— BEGIN Provided records —

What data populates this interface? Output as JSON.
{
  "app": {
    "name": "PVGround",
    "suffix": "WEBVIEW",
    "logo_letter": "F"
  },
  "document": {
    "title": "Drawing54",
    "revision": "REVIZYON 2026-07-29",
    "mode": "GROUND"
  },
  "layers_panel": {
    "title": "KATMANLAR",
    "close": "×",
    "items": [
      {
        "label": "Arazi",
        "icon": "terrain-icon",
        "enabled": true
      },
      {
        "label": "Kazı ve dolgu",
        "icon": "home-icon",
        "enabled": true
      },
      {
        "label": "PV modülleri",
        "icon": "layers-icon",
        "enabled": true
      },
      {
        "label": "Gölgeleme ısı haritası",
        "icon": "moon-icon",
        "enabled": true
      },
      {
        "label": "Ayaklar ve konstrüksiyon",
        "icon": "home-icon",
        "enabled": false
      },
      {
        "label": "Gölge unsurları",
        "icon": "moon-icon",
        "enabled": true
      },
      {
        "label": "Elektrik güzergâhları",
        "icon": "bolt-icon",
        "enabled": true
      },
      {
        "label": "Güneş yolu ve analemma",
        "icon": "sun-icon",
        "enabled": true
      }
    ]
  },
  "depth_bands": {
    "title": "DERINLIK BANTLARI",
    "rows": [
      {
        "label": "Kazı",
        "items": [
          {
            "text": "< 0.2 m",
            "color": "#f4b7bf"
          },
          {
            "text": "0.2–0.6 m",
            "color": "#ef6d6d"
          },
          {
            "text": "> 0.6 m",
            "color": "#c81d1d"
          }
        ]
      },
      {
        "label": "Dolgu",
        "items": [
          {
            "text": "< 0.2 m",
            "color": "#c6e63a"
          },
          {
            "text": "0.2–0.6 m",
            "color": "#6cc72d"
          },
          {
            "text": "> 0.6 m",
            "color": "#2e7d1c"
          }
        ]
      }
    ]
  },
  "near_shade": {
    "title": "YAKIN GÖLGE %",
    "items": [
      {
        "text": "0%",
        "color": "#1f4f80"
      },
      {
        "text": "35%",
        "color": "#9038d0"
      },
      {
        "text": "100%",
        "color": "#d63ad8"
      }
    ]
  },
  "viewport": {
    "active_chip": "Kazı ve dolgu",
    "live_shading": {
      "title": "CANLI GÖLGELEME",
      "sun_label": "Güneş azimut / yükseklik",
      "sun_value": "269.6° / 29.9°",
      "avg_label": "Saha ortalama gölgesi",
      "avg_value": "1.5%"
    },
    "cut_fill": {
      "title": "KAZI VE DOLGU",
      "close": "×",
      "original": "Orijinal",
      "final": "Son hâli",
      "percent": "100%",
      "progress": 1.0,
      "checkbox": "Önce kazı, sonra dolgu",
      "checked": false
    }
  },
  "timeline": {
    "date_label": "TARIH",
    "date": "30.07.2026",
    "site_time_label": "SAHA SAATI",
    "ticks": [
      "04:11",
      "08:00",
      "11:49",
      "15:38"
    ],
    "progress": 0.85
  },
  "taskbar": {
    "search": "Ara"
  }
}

— END Provided records —

- Requirements
Restate the data above word for word.

- Task answer
What data populates this interface? Output as JSON.
{
  "app": {
    "name": "PVGround",
    "suffix": "WEBVIEW",
    "logo_letter": "F"
  },
  "document": {
    "title": "Drawing54",
    "revision": "REVIZYON 2026-07-29",
    "mode": "GROUND"
  },
  "layers_panel": {
    "title": "KATMANLAR",
    "close": "×",
    "items": [
      {
        "label": "Arazi",
        "icon": "terrain-icon",
        "enabled": true
      },
      {
        "label": "Kazı ve dolgu",
        "icon": "home-icon",
        "enabled": true
      },
      {
        "label": "PV modülleri",
        "icon": "layers-icon",
        "enabled": true
      },
      {
        "label": "Gölgeleme ısı haritası",
        "icon": "moon-icon",
        "enabled": true
      },
      {
        "label": "Ayaklar ve konstrüksiyon",
        "icon": "home-icon",
        "enabled": false
      },
      {
        "label": "Gölge unsurları",
        "icon": "moon-icon",
        "enabled": true
      },
      {
        "label": "Elektrik güzergâhları",
        "icon": "bolt-icon",
        "enabled": true
      },
      {
        "label": "Güneş yolu ve analemma",
        "icon": "sun-icon",
        "enabled": true
      }
    ]
  },
  "depth_bands": {
    "title": "DERINLIK BANTLARI",
    "rows": [
      {
        "label": "Kazı",
        "items": [
          {
            "text": "< 0.2 m",
            "color": "#f4b7bf"
          },
          {
            "text": "0.2–0.6 m",
            "color": "#ef6d6d"
          },
          {
            "text": "> 0.6 m",
            "color": "#c81d1d"
          }
        ]
      },
      {
        "label": "Dolgu",
        "items": [
          {
            "text": "< 0.2 m",
            "color": "#c6e63a"
          },
          {
            "text": "0.2–0.6 m",
            "color": "#6cc72d"
          },
          {
            "text": "> 0.6 m",
            "color": "#2e7d1c"
          }
        ]
      }
    ]
  },
  "near_shade": {
    "title": "YAKIN GÖLGE %",
    "items": [
      {
        "text": "0%",
        "color": "#1f4f80"
      },
      {
        "text": "35%",
        "color": "#9038d0"
      },
      {
        "text": "100%",
        "color": "#d63ad8"
      }
    ]
  },
  "viewport": {
    "active_chip": "Kazı ve dolgu",
    "live_shading": {
      "title": "CANLI GÖLGELEME",
      "sun_label": "Güneş azimut / yükseklik",
      "sun_value": "269.6° / 29.9°",
      "avg_label": "Saha ortalama gölgesi",
      "avg_value": "1.5%"
    },
    "cut_fill": {
      "title": "KAZI VE DOLGU",
      "close": "×",
      "original": "Orijinal",
      "final": "Son hâli",
      "percent": "100%",
      "progress": 1.0,
      "checkbox": "Önce kazı, sonra dolgu",
      "checked": false
    }
  },
  "timeline": {
    "date_label": "TARIH",
    "date": "30.07.2026",
    "site_time_label": "SAHA SAATI",
    "ticks": [
      "04:11",
      "08:00",
      "11:49",
      "15:38"
    ],
    "progress": 0.85
  },
  "taskbar": {
    "search": "Ara"
  }
}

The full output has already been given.